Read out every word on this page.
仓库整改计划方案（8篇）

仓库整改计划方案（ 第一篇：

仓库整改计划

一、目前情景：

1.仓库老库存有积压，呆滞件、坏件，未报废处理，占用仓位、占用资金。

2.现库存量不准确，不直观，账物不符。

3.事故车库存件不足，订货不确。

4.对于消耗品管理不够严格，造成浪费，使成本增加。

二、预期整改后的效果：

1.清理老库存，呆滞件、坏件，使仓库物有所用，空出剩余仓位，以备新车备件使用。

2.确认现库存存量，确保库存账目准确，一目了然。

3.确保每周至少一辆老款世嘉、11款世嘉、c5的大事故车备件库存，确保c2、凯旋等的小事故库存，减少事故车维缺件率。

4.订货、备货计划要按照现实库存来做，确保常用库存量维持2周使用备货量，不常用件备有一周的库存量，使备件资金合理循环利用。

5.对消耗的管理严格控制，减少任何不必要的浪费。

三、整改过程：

## Given request
Every line of the material must be returned exactly as it appears.

## Response to this task
Read out every word on this page.
仓库整改计划方案（8篇）

仓库整改计划方案（ 第一篇：

仓库整改计划

一、目前情景：

1.仓库老库存有积压，呆滞件、坏件，未报废处理，占用仓位、占用资金。

2.现库存量不准确，不直观，账物不符。

3.事故车库存件不足，订货不确。

4.对于消耗品管理不够严格，造成浪费，使成本增加。

二、预期整改后的效果：

1.清理老库存，呆滞件、坏件，使仓库物有所用，空出剩余仓位，以备新车备件使用。

2.确认现库存存量，确保库存账目准确，一目了然。

3.确保每周至少一辆老款世嘉、11款世嘉、c5的大事故车备件库存，确保c2、凯旋等的小事故库存，减少事故车维缺件率。

4.订货、备货计划要按照现实库存来做，确保常用库存量维持2周使用备货量，不常用件备有一周的库存量，使备件资金合理循环利用。

5.对消耗的管理严格控制，减少任何不必要的浪费。

三、整改过程：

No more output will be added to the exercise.